(Saved data entries)

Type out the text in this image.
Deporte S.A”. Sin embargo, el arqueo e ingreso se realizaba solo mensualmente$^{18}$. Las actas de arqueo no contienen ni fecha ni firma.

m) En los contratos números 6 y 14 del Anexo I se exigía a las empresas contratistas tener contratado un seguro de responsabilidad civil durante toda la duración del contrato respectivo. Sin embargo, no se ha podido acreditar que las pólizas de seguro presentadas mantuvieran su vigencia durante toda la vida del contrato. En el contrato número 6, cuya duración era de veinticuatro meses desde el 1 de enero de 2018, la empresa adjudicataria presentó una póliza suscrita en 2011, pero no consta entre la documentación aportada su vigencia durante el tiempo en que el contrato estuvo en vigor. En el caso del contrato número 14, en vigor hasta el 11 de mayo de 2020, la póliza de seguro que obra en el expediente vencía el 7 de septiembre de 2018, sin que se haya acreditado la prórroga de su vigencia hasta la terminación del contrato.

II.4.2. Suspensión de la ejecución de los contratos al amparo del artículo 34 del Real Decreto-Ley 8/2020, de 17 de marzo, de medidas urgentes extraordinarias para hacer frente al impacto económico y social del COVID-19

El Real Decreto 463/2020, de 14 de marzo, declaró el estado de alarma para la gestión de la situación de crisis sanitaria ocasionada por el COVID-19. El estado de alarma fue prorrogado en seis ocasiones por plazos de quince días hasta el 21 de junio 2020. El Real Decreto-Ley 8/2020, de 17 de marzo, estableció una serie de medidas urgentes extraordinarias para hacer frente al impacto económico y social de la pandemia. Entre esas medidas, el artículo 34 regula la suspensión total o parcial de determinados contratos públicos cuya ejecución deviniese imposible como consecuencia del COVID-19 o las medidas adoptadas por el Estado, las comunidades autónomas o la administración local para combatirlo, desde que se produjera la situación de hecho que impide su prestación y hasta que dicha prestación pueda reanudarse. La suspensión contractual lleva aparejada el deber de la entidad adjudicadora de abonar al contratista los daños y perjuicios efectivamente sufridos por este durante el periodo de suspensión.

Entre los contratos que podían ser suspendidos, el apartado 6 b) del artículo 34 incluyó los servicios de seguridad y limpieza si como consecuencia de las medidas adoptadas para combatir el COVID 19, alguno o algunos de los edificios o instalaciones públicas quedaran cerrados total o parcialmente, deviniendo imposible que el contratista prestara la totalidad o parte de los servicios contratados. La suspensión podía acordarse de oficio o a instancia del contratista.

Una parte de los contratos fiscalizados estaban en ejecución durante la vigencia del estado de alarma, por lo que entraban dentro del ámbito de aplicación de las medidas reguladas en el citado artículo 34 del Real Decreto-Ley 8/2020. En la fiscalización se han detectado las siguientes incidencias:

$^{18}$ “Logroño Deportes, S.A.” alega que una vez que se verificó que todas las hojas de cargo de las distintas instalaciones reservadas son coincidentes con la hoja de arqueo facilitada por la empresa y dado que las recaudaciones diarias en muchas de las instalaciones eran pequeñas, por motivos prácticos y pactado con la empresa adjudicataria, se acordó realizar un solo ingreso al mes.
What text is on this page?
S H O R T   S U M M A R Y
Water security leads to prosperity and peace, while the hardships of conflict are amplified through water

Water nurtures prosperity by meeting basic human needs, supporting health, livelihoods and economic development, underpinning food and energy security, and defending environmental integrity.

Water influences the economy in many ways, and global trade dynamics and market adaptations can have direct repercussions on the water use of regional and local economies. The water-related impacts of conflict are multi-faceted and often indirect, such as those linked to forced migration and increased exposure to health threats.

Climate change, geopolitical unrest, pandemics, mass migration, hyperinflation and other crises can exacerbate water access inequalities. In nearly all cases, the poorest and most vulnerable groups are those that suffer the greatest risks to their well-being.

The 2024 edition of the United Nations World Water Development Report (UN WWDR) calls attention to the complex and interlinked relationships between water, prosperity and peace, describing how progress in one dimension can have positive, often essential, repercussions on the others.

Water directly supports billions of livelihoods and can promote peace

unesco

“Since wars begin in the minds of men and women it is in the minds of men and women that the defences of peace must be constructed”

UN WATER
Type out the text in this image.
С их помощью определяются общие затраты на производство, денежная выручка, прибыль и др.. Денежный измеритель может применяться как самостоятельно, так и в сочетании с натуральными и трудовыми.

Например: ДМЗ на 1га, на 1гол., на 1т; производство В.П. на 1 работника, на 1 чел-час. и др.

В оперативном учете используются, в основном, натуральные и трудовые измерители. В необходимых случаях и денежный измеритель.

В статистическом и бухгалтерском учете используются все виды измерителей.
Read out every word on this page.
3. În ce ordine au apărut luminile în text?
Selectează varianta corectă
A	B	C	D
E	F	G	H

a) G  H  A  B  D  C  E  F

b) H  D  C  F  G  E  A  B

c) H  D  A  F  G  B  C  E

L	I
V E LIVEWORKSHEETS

CHALLENGE
Track down all lines above with the string "page" and copy them.

SOLUTION
What text is on this page?
Read out every word on this page.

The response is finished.